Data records
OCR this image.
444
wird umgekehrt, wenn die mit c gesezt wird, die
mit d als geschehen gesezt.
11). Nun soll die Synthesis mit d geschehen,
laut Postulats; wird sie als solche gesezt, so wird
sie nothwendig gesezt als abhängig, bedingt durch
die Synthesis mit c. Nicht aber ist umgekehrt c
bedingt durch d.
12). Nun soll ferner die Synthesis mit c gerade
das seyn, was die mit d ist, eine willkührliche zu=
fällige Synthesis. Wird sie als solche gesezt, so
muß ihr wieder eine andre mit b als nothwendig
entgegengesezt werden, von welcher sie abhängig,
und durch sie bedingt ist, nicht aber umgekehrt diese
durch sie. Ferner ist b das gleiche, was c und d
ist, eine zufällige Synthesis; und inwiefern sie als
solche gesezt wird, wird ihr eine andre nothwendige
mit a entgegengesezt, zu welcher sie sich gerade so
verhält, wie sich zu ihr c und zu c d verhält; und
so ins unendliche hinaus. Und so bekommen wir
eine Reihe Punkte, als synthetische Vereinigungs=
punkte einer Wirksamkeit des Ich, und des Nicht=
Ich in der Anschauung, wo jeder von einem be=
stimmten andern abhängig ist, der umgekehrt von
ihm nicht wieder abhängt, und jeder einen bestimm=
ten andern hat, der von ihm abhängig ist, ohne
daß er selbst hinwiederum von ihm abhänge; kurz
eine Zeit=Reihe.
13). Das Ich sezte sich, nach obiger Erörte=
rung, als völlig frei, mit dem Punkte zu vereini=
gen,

## [CHALLENGE]
Give the records above again, word for word.

## [RESPONSE TO THE TASK]
OCR this image.
444
wird umgekehrt, wenn die mit c gesezt wird, die
mit d als geschehen gesezt.
11). Nun soll die Synthesis mit d geschehen,
laut Postulats; wird sie als solche gesezt, so wird
sie nothwendig gesezt als abhängig, bedingt durch
die Synthesis mit c. Nicht aber ist umgekehrt c
bedingt durch d.
12). Nun soll ferner die Synthesis mit c gerade
das seyn, was die mit d ist, eine willkührliche zu=
fällige Synthesis. Wird sie als solche gesezt, so
muß ihr wieder eine andre mit b als nothwendig
entgegengesezt werden, von welcher sie abhängig,
und durch sie bedingt ist, nicht aber umgekehrt diese
durch sie. Ferner ist b das gleiche, was c und d
ist, eine zufällige Synthesis; und inwiefern sie als
solche gesezt wird, wird ihr eine andre nothwendige
mit a entgegengesezt, zu welcher sie sich gerade so
verhält, wie sich zu ihr c und zu c d verhält; und
so ins unendliche hinaus. Und so bekommen wir
eine Reihe Punkte, als synthetische Vereinigungs=
punkte einer Wirksamkeit des Ich, und des Nicht=
Ich in der Anschauung, wo jeder von einem be=
stimmten andern abhängig ist, der umgekehrt von
ihm nicht wieder abhängt, und jeder einen bestimm=
ten andern hat, der von ihm abhängig ist, ohne
daß er selbst hinwiederum von ihm abhänge; kurz
eine Zeit=Reihe.
13). Das Ich sezte sich, nach obiger Erörte=
rung, als völlig frei, mit dem Punkte zu vereini=
gen,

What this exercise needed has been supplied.